Collection entries →
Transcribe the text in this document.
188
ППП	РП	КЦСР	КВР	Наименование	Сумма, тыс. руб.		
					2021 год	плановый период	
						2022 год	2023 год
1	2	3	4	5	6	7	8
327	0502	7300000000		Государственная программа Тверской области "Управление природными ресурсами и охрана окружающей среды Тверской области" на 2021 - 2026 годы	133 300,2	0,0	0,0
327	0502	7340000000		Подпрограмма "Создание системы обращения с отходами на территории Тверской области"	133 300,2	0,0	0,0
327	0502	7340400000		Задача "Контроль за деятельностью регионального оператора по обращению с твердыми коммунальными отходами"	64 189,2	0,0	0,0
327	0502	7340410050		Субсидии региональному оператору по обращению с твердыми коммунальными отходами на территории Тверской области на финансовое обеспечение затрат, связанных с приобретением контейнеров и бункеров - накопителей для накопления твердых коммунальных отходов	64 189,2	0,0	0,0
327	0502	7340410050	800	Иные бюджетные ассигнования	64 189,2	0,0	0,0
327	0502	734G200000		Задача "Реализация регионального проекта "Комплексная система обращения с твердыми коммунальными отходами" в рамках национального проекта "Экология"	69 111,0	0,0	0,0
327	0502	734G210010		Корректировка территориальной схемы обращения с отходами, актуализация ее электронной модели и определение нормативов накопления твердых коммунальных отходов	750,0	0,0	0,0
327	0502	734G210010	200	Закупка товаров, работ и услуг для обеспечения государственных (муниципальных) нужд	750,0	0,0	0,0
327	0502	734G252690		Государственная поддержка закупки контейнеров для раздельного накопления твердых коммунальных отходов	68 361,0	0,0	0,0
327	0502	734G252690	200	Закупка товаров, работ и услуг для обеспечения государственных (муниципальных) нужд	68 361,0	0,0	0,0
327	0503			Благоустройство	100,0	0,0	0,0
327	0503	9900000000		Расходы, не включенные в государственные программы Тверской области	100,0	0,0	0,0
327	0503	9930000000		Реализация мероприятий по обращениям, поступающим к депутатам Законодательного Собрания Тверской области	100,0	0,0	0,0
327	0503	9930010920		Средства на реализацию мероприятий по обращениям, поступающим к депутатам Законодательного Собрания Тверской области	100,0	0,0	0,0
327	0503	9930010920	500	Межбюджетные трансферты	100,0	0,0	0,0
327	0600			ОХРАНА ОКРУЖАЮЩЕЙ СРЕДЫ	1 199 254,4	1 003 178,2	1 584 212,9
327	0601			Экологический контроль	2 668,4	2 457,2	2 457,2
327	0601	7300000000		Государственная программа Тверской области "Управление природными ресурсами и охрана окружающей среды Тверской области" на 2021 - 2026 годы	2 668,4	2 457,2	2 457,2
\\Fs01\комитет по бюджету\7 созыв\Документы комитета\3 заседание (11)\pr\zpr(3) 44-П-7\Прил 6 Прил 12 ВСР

WHAT TO WORK ON →
Set down the entries above again, word for word.

REPLY →
Transcribe the text in this document.
188
ППП	РП	КЦСР	КВР	Наименование	Сумма, тыс. руб.		
					2021 год	плановый период	
						2022 год	2023 год
1	2	3	4	5	6	7	8
327	0502	7300000000		Государственная программа Тверской области "Управление природными ресурсами и охрана окружающей среды Тверской области" на 2021 - 2026 годы	133 300,2	0,0	0,0
327	0502	7340000000		Подпрограмма "Создание системы обращения с отходами на территории Тверской области"	133 300,2	0,0	0,0
327	0502	7340400000		Задача "Контроль за деятельностью регионального оператора по обращению с твердыми коммунальными отходами"	64 189,2	0,0	0,0
327	0502	7340410050		Субсидии региональному оператору по обращению с твердыми коммунальными отходами на территории Тверской области на финансовое обеспечение затрат, связанных с приобретением контейнеров и бункеров - накопителей для накопления твердых коммунальных отходов	64 189,2	0,0	0,0
327	0502	7340410050	800	Иные бюджетные ассигнования	64 189,2	0,0	0,0
327	0502	734G200000		Задача "Реализация регионального проекта "Комплексная система обращения с твердыми коммунальными отходами" в рамках национального проекта "Экология"	69 111,0	0,0	0,0
327	0502	734G210010		Корректировка территориальной схемы обращения с отходами, актуализация ее электронной модели и определение нормативов накопления твердых коммунальных отходов	750,0	0,0	0,0
327	0502	734G210010	200	Закупка товаров, работ и услуг для обеспечения государственных (муниципальных) нужд	750,0	0,0	0,0
327	0502	734G252690		Государственная поддержка закупки контейнеров для раздельного накопления твердых коммунальных отходов	68 361,0	0,0	0,0
327	0502	734G252690	200	Закупка товаров, работ и услуг для обеспечения государственных (муниципальных) нужд	68 361,0	0,0	0,0
327	0503			Благоустройство	100,0	0,0	0,0
327	0503	9900000000		Расходы, не включенные в государственные программы Тверской области	100,0	0,0	0,0
327	0503	9930000000		Реализация мероприятий по обращениям, поступающим к депутатам Законодательного Собрания Тверской области	100,0	0,0	0,0
327	0503	9930010920		Средства на реализацию мероприятий по обращениям, поступающим к депутатам Законодательного Собрания Тверской области	100,0	0,0	0,0
327	0503	9930010920	500	Межбюджетные трансферты	100,0	0,0	0,0
327	0600			ОХРАНА ОКРУЖАЮЩЕЙ СРЕДЫ	1 199 254,4	1 003 178,2	1 584 212,9
327	0601			Экологический контроль	2 668,4	2 457,2	2 457,2
327	0601	7300000000		Государственная программа Тверской области "Управление природными ресурсами и охрана окружающей среды Тверской области" на 2021 - 2026 годы	2 668,4	2 457,2	2 457,2
\\Fs01\комитет по бюджету\7 созыв\Документы комитета\3 заседание (11)\pr\zpr(3) 44-П-7\Прил 6 Прил 12 ВСР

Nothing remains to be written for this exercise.